WHAT YOU ARE ASKED TO DO: Rewrite these rows with every "citation-link" changed to "reference-link", leaving everything else as it is.

Start of MATERIAL PROVIDED

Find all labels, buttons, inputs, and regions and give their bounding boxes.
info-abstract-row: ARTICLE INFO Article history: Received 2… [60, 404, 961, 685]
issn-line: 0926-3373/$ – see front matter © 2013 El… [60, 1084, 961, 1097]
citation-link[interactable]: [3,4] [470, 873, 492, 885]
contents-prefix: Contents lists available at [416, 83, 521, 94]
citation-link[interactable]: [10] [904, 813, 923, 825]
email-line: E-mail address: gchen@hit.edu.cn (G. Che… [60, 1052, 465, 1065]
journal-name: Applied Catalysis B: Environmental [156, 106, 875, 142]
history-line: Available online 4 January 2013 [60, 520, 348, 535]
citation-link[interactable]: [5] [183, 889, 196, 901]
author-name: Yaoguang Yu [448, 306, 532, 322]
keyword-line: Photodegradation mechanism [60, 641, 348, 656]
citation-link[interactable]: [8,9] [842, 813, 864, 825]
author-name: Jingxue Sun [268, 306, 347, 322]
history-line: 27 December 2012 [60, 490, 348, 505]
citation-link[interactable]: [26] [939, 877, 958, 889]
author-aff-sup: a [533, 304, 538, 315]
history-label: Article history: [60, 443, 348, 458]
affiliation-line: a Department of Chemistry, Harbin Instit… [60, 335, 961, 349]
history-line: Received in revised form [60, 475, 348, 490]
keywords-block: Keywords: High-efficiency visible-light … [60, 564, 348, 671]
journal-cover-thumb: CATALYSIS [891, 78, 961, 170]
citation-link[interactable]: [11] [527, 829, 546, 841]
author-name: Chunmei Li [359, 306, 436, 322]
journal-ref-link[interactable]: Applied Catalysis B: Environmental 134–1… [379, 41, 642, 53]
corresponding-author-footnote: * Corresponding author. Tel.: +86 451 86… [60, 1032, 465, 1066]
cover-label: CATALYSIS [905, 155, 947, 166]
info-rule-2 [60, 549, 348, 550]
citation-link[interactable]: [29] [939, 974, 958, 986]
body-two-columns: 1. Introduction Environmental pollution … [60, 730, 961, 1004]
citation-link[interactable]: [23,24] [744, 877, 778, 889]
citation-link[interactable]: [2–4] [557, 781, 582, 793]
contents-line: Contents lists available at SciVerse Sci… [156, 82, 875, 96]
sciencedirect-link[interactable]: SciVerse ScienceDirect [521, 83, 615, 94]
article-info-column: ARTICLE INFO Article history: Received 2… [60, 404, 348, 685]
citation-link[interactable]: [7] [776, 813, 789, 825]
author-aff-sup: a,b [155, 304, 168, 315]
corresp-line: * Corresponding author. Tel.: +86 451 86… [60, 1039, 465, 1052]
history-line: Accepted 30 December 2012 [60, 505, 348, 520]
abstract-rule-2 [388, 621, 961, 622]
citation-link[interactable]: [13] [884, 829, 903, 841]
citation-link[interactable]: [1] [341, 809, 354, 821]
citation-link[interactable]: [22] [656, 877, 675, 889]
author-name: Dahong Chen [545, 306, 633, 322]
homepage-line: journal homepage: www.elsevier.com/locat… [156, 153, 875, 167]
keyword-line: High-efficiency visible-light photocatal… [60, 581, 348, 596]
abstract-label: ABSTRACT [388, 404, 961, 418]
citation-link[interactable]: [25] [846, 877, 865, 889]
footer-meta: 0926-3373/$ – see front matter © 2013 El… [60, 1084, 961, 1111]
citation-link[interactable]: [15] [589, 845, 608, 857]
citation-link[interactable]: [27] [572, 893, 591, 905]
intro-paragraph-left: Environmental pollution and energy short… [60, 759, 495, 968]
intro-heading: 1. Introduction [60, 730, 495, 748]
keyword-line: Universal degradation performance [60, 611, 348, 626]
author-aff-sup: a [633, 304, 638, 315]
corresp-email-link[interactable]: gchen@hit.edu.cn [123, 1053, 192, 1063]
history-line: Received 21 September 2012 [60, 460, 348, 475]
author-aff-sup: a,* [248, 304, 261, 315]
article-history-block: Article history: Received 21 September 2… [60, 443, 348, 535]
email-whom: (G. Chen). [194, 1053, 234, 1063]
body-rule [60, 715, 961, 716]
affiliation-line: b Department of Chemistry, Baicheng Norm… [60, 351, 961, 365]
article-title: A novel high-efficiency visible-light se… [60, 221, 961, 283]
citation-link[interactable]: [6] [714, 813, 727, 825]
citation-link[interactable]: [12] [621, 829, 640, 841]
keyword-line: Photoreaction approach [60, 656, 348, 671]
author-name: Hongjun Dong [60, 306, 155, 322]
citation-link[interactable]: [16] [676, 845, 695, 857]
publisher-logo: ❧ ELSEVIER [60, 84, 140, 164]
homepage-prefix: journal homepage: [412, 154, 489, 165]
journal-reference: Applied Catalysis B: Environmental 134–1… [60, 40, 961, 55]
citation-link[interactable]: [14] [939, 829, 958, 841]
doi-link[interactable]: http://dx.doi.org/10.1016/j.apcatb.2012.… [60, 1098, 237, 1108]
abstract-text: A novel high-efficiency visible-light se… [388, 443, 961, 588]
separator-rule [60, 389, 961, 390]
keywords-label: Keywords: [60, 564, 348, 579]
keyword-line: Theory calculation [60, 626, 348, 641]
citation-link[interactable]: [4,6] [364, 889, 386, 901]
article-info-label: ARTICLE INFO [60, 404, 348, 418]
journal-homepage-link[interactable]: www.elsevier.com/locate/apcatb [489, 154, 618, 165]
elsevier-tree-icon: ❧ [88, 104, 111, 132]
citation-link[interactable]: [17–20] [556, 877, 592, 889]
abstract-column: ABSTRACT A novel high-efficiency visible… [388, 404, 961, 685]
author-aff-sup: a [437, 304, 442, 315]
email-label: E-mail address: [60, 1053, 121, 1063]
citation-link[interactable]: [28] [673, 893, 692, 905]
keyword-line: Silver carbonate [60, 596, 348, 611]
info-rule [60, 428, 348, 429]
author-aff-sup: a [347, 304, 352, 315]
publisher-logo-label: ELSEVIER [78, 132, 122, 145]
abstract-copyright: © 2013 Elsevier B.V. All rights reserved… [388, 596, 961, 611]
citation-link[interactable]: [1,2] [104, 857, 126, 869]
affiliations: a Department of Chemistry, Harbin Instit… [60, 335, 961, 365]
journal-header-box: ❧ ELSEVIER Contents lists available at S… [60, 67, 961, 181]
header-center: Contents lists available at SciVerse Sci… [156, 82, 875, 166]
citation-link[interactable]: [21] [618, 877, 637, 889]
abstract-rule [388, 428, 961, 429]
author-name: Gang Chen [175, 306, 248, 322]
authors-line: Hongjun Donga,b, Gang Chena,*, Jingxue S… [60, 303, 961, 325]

End of MATERIAL PROVIDED

RESULT OF THIS EXERCISE:
Find all labels, buttons, inputs, and regions and give their bounding boxes.
info-abstract-row: ARTICLE INFO Article history: Received 2… [60, 404, 961, 685]
issn-line: 0926-3373/$ – see front matter © 2013 El… [60, 1084, 961, 1097]
reference-link[interactable]: [3,4] [470, 873, 492, 885]
contents-prefix: Contents lists available at [416, 83, 521, 94]
reference-link[interactable]: [10] [904, 813, 923, 825]
email-line: E-mail address: gchen@hit.edu.cn (G. Che… [60, 1052, 465, 1065]
journal-name: Applied Catalysis B: Environmental [156, 106, 875, 142]
history-line: Available online 4 January 2013 [60, 520, 348, 535]
reference-link[interactable]: [5] [183, 889, 196, 901]
author-name: Yaoguang Yu [448, 306, 532, 322]
keyword-line: Photodegradation mechanism [60, 641, 348, 656]
reference-link[interactable]: [8,9] [842, 813, 864, 825]
author-name: Jingxue Sun [268, 306, 347, 322]
history-line: 27 December 2012 [60, 490, 348, 505]
reference-link[interactable]: [26] [939, 877, 958, 889]
author-aff-sup: a [533, 304, 538, 315]
history-label: Article history: [60, 443, 348, 458]
affiliation-line: a Department of Chemistry, Harbin Instit… [60, 335, 961, 349]
history-line: Received in revised form [60, 475, 348, 490]
keywords-block: Keywords: High-efficiency visible-light … [60, 564, 348, 671]
journal-cover-thumb: CATALYSIS [891, 78, 961, 170]
reference-link[interactable]: [11] [527, 829, 546, 841]
author-name: Chunmei Li [359, 306, 436, 322]
journal-ref-link[interactable]: Applied Catalysis B: Environmental 134–1… [379, 41, 642, 53]
corresponding-author-footnote: * Corresponding author. Tel.: +86 451 86… [60, 1032, 465, 1066]
cover-label: CATALYSIS [905, 155, 947, 166]
info-rule-2 [60, 549, 348, 550]
reference-link[interactable]: [29] [939, 974, 958, 986]
body-two-columns: 1. Introduction Environmental pollution … [60, 730, 961, 1004]
reference-link[interactable]: [23,24] [744, 877, 778, 889]
reference-link[interactable]: [2–4] [557, 781, 582, 793]
contents-line: Contents lists available at SciVerse Sci… [156, 82, 875, 96]
sciencedirect-link[interactable]: SciVerse ScienceDirect [521, 83, 615, 94]
article-info-column: ARTICLE INFO Article history: Received 2… [60, 404, 348, 685]
reference-link[interactable]: [7] [776, 813, 789, 825]
author-aff-sup: a,b [155, 304, 168, 315]
corresp-line: * Corresponding author. Tel.: +86 451 86… [60, 1039, 465, 1052]
history-line: Accepted 30 December 2012 [60, 505, 348, 520]
abstract-rule-2 [388, 621, 961, 622]
reference-link[interactable]: [13] [884, 829, 903, 841]
reference-link[interactable]: [1] [341, 809, 354, 821]
reference-link[interactable]: [22] [656, 877, 675, 889]
author-name: Dahong Chen [545, 306, 633, 322]
homepage-line: journal homepage: www.elsevier.com/locat… [156, 153, 875, 167]
keyword-line: High-efficiency visible-light photocatal… [60, 581, 348, 596]
abstract-label: ABSTRACT [388, 404, 961, 418]
reference-link[interactable]: [25] [846, 877, 865, 889]
footer-meta: 0926-3373/$ – see front matter © 2013 El… [60, 1084, 961, 1111]
reference-link[interactable]: [15] [589, 845, 608, 857]
reference-link[interactable]: [27] [572, 893, 591, 905]
intro-paragraph-left: Environmental pollution and energy short… [60, 759, 495, 968]
intro-heading: 1. Introduction [60, 730, 495, 748]
keyword-line: Universal degradation performance [60, 611, 348, 626]
author-aff-sup: a [633, 304, 638, 315]
corresp-email-link[interactable]: gchen@hit.edu.cn [123, 1053, 192, 1063]
history-line: Received 21 September 2012 [60, 460, 348, 475]
author-aff-sup: a,* [248, 304, 261, 315]
article-history-block: Article history: Received 21 September 2… [60, 443, 348, 535]
email-whom: (G. Chen). [194, 1053, 234, 1063]
body-rule [60, 715, 961, 716]
affiliation-line: b Department of Chemistry, Baicheng Norm… [60, 351, 961, 365]
article-title: A novel high-efficiency visible-light se… [60, 221, 961, 283]
reference-link[interactable]: [6] [714, 813, 727, 825]
reference-link[interactable]: [12] [621, 829, 640, 841]
keyword-line: Photoreaction approach [60, 656, 348, 671]
author-name: Hongjun Dong [60, 306, 155, 322]
reference-link[interactable]: [16] [676, 845, 695, 857]
publisher-logo: ❧ ELSEVIER [60, 84, 140, 164]
homepage-prefix: journal homepage: [412, 154, 489, 165]
journal-reference: Applied Catalysis B: Environmental 134–1… [60, 40, 961, 55]
reference-link[interactable]: [14] [939, 829, 958, 841]
doi-link[interactable]: http://dx.doi.org/10.1016/j.apcatb.2012.… [60, 1098, 237, 1108]
abstract-text: A novel high-efficiency visible-light se… [388, 443, 961, 588]
separator-rule [60, 389, 961, 390]
keywords-label: Keywords: [60, 564, 348, 579]
keyword-line: Theory calculation [60, 626, 348, 641]
reference-link[interactable]: [4,6] [364, 889, 386, 901]
article-info-label: ARTICLE INFO [60, 404, 348, 418]
journal-homepage-link[interactable]: www.elsevier.com/locate/apcatb [489, 154, 618, 165]
elsevier-tree-icon: ❧ [88, 104, 111, 132]
reference-link[interactable]: [17–20] [556, 877, 592, 889]
abstract-column: ABSTRACT A novel high-efficiency visible… [388, 404, 961, 685]
author-aff-sup: a [437, 304, 442, 315]
email-label: E-mail address: [60, 1053, 121, 1063]
reference-link[interactable]: [28] [673, 893, 692, 905]
keyword-line: Silver carbonate [60, 596, 348, 611]
info-rule [60, 428, 348, 429]
author-aff-sup: a [347, 304, 352, 315]
publisher-logo-label: ELSEVIER [78, 132, 122, 145]
abstract-copyright: © 2013 Elsevier B.V. All rights reserved… [388, 596, 961, 611]
reference-link[interactable]: [1,2] [104, 857, 126, 869]
affiliations: a Department of Chemistry, Harbin Instit… [60, 335, 961, 365]
journal-header-box: ❧ ELSEVIER Contents lists available at S… [60, 67, 961, 181]
header-center: Contents lists available at SciVerse Sci… [156, 82, 875, 166]
reference-link[interactable]: [21] [618, 877, 637, 889]
abstract-rule [388, 428, 961, 429]
author-name: Gang Chen [175, 306, 248, 322]
authors-line: Hongjun Donga,b, Gang Chena,*, Jingxue S… [60, 303, 961, 325]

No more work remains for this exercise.